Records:
--- --- ---
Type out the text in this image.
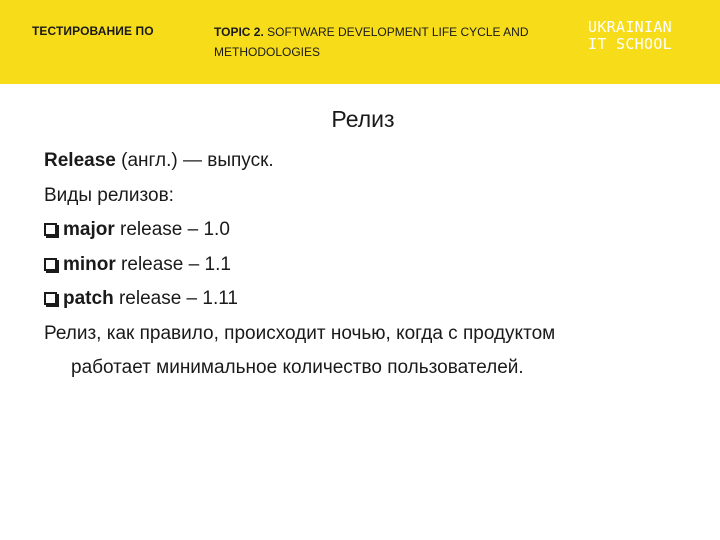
ТЕСТИРОВАНИЕ ПО	TOPIC 2. SOFTWARE DEVELOPMENT LIFE CYCLE AND METHODOLOGIES
UKRAINIAN
IT SCHOOL
Релиз
Release (англ.) — выпуск.
Виды релизов:
major release – 1.0
minor release – 1.1
patch release – 1.11
Релиз, как правило, происходит ночью, когда с продуктом
работает минимальное количество пользователей.
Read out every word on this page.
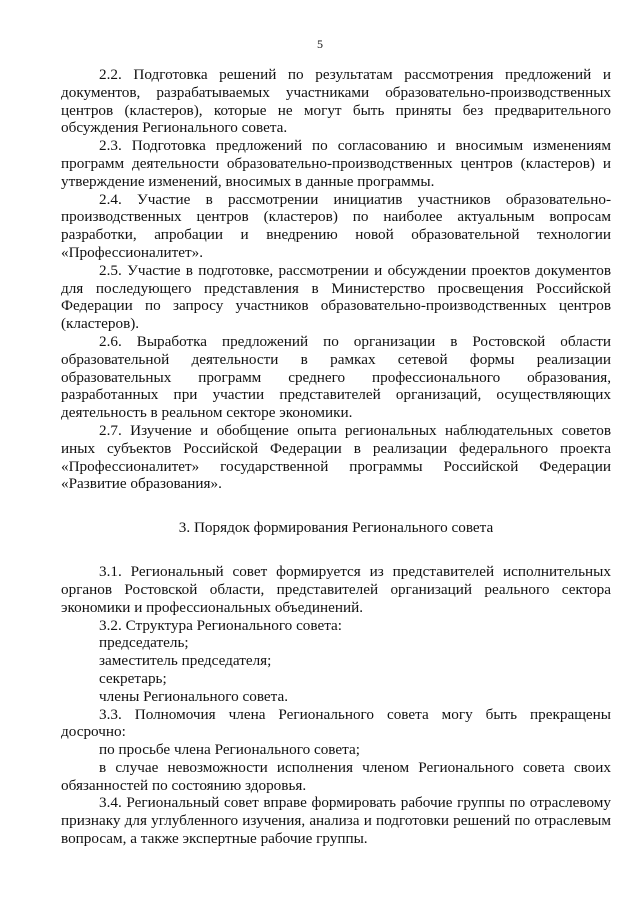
5

2.2. Подготовка решений по результатам рассмотрения предложений и документов, разрабатываемых участниками образовательно-производственных центров (кластеров), которые не могут быть приняты без предварительного обсуждения Регионального совета.

2.3. Подготовка предложений по согласованию и вносимым изменениям программ деятельности образовательно-производственных центров (кластеров) и утверждение изменений, вносимых в данные программы.

2.4. Участие в рассмотрении инициатив участников образовательно-производственных центров (кластеров) по наиболее актуальным вопросам разработки, апробации и внедрению новой образовательной технологии «Профессионалитет».

2.5. Участие в подготовке, рассмотрении и обсуждении проектов документов для последующего представления в Министерство просвещения Российской Федерации по запросу участников образовательно-производственных центров (кластеров).

2.6. Выработка предложений по организации в Ростовской области образовательной деятельности в рамках сетевой формы реализации образовательных программ среднего профессионального образования, разработанных при участии представителей организаций, осуществляющих деятельность в реальном секторе экономики.

2.7. Изучение и обобщение опыта региональных наблюдательных советов иных субъектов Российской Федерации в реализации федерального проекта «Профессионалитет» государственной программы Российской Федерации «Развитие образования».

3. Порядок формирования Регионального совета

3.1. Региональный совет формируется из представителей исполнительных органов Ростовской области, представителей организаций реального сектора экономики и профессиональных объединений.

3.2. Структура Регионального совета:

председатель;

заместитель председателя;

секретарь;

члены Регионального совета.

3.3. Полномочия члена Регионального совета могу быть прекращены досрочно:

по просьбе члена Регионального совета;

в случае невозможности исполнения членом Регионального совета своих обязанностей по состоянию здоровья.

3.4. Региональный совет вправе формировать рабочие группы по отраслевому признаку для углубленного изучения, анализа и подготовки решений по отраслевым вопросам, а также экспертные рабочие группы.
--- --- ---
Return from the data every line that holds "вопросам".

2.4. Участие в рассмотрении инициатив участников образовательно-производственных центров (кластеров) по наиболее актуальным вопросам разработки, апробации и внедрению новой образовательной технологии «Профессионалитет».
3.4. Региональный совет вправе формировать рабочие группы по отраслевому признаку для углубленного изучения, анализа и подготовки решений по отраслевым вопросам, а также экспертные рабочие группы.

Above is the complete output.